### Short problem:
Find every line containing the word "młodzież" in the records below; report only how many there are.

### Data section:
******
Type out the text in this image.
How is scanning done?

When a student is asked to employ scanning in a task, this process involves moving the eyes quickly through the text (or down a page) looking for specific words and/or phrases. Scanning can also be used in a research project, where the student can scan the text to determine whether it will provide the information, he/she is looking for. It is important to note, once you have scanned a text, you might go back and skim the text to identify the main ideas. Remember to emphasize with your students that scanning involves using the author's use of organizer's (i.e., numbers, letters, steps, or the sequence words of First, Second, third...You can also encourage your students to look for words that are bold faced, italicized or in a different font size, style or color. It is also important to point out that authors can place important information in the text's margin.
******
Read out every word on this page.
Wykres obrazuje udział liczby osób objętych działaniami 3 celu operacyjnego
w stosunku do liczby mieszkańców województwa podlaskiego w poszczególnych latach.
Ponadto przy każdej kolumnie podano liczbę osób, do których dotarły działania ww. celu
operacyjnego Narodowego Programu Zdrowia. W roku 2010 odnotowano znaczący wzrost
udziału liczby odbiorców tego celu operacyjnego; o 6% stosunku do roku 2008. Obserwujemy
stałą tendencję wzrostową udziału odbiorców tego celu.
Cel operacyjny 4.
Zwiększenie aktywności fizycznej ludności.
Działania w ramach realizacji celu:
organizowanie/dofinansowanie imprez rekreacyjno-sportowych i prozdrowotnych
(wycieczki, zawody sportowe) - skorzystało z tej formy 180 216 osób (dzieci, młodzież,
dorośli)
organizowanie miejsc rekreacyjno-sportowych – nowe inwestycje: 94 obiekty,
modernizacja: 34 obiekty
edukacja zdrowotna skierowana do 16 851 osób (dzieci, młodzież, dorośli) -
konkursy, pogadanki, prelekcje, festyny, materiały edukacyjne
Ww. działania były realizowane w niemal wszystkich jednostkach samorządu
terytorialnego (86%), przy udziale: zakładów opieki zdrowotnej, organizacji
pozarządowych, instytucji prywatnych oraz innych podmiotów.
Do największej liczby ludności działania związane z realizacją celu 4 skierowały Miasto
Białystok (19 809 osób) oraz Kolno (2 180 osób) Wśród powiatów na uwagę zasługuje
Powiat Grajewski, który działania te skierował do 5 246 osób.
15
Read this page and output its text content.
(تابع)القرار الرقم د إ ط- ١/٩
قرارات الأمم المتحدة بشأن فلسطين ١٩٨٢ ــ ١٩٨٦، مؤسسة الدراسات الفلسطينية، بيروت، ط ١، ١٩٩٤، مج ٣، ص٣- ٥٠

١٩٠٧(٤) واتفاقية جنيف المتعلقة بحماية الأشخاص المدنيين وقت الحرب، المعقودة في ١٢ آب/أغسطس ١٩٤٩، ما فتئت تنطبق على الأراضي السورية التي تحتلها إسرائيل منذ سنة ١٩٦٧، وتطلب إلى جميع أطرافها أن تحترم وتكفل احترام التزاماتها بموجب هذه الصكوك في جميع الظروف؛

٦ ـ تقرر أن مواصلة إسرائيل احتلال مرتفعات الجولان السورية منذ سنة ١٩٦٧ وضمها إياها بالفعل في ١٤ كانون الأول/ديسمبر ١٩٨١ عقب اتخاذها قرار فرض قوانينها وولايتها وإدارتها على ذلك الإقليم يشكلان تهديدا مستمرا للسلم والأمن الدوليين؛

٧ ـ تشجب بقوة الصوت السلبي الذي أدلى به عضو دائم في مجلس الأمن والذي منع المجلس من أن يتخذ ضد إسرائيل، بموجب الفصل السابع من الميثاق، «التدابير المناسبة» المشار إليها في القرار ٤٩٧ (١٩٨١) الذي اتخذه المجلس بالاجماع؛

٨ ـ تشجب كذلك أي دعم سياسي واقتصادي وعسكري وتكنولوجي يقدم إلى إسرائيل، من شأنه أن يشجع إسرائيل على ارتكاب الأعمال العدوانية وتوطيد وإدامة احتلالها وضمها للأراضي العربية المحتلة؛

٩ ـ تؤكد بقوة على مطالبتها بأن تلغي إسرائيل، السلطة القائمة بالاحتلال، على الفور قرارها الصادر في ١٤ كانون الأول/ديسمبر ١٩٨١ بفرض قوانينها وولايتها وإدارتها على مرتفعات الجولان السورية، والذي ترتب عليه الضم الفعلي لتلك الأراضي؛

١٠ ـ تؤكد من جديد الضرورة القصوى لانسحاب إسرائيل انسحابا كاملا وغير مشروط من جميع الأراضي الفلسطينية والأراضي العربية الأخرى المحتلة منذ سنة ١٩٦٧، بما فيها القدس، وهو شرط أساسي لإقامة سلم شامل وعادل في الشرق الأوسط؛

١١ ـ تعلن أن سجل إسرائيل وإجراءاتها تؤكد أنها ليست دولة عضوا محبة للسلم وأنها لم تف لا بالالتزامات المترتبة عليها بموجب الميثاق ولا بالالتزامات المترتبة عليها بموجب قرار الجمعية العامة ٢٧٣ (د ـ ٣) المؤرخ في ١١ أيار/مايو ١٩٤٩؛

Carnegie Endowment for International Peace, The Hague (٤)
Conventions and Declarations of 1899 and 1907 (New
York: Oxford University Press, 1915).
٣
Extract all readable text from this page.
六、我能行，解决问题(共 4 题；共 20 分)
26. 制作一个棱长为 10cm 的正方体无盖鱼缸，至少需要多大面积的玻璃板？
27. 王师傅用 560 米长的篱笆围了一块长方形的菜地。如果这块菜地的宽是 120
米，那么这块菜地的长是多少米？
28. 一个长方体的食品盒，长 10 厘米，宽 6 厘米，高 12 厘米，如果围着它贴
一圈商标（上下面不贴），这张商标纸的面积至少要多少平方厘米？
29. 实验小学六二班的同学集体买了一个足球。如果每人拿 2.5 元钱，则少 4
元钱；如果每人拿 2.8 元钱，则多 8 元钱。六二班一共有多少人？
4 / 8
******
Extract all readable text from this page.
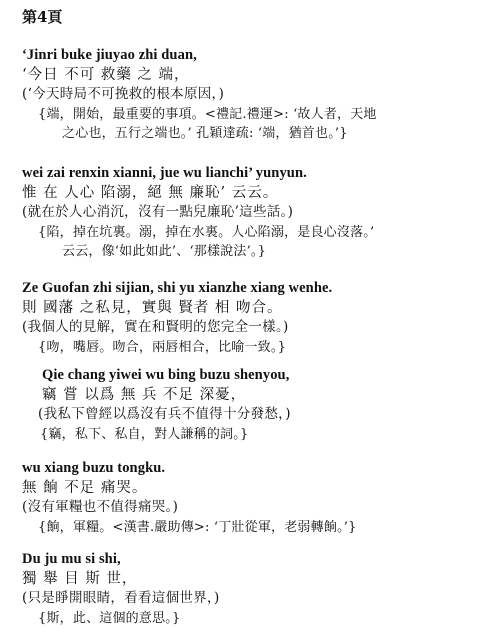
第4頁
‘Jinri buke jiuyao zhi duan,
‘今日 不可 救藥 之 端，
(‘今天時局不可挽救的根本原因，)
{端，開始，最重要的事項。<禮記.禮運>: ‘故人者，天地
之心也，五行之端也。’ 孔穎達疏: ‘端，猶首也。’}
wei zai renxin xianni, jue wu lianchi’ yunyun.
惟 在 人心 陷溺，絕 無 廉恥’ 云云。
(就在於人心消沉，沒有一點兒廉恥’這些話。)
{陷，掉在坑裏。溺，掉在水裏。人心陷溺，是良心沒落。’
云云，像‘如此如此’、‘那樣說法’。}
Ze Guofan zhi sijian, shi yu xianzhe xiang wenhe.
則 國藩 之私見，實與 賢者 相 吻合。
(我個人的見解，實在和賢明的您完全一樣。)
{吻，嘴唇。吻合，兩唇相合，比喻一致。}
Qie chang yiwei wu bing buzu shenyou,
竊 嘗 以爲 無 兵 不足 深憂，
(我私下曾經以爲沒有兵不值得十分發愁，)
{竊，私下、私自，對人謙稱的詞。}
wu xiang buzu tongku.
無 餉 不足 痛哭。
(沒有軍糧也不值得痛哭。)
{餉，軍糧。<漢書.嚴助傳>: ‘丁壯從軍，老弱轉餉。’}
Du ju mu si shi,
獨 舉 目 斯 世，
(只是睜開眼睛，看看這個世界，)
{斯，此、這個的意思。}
******
### Right answer:
2